What you will do: Return every record verbatim.

Recorded information:
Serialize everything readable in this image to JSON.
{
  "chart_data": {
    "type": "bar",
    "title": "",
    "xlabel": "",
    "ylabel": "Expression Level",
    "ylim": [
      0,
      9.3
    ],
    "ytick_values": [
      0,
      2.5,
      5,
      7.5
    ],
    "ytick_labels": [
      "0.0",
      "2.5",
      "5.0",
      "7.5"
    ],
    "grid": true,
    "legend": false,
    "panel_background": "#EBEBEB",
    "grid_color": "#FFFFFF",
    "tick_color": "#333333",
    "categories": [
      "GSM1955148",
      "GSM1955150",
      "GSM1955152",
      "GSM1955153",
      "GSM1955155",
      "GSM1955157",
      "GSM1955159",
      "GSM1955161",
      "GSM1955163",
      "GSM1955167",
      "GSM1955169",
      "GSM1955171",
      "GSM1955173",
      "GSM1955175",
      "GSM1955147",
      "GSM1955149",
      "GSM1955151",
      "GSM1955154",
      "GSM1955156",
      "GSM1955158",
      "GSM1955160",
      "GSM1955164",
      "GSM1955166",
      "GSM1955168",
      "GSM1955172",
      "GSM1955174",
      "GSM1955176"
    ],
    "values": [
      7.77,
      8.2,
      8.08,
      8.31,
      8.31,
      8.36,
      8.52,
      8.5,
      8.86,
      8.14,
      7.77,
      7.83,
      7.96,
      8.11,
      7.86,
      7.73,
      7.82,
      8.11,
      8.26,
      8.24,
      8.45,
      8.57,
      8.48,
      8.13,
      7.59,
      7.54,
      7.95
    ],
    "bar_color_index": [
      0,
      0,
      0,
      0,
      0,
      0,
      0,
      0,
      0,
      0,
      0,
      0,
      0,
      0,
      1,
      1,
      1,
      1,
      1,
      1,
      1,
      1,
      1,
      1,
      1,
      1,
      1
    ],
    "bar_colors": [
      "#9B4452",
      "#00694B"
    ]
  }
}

Written response:
Serialize everything readable in this image to JSON.
{
  "chart_data": {
    "type": "bar",
    "title": "",
    "xlabel": "",
    "ylabel": "Expression Level",
    "ylim": [
      0,
      9.3
    ],
    "ytick_values": [
      0,
      2.5,
      5,
      7.5
    ],
    "ytick_labels": [
      "0.0",
      "2.5",
      "5.0",
      "7.5"
    ],
    "grid": true,
    "legend": false,
    "panel_background": "#EBEBEB",
    "grid_color": "#FFFFFF",
    "tick_color": "#333333",
    "categories": [
      "GSM1955148",
      "GSM1955150",
      "GSM1955152",
      "GSM1955153",
      "GSM1955155",
      "GSM1955157",
      "GSM1955159",
      "GSM1955161",
      "GSM1955163",
      "GSM1955167",
      "GSM1955169",
      "GSM1955171",
      "GSM1955173",
      "GSM1955175",
      "GSM1955147",
      "GSM1955149",
      "GSM1955151",
      "GSM1955154",
      "GSM1955156",
      "GSM1955158",
      "GSM1955160",
      "GSM1955164",
      "GSM1955166",
      "GSM1955168",
      "GSM1955172",
      "GSM1955174",
      "GSM1955176"
    ],
    "values": [
      7.77,
      8.2,
      8.08,
      8.31,
      8.31,
      8.36,
      8.52,
      8.5,
      8.86,
      8.14,
      7.77,
      7.83,
      7.96,
      8.11,
      7.86,
      7.73,
      7.82,
      8.11,
      8.26,
      8.24,
      8.45,
      8.57,
      8.48,
      8.13,
      7.59,
      7.54,
      7.95
    ],
    "bar_color_index": [
      0,
      0,
      0,
      0,
      0,
      0,
      0,
      0,
      0,
      0,
      0,
      0,
      0,
      0,
      1,
      1,
      1,
      1,
      1,
      1,
      1,
      1,
      1,
      1,
      1,
      1,
      1
    ],
    "bar_colors": [
      "#9B4452",
      "#00694B"
    ]
  }
}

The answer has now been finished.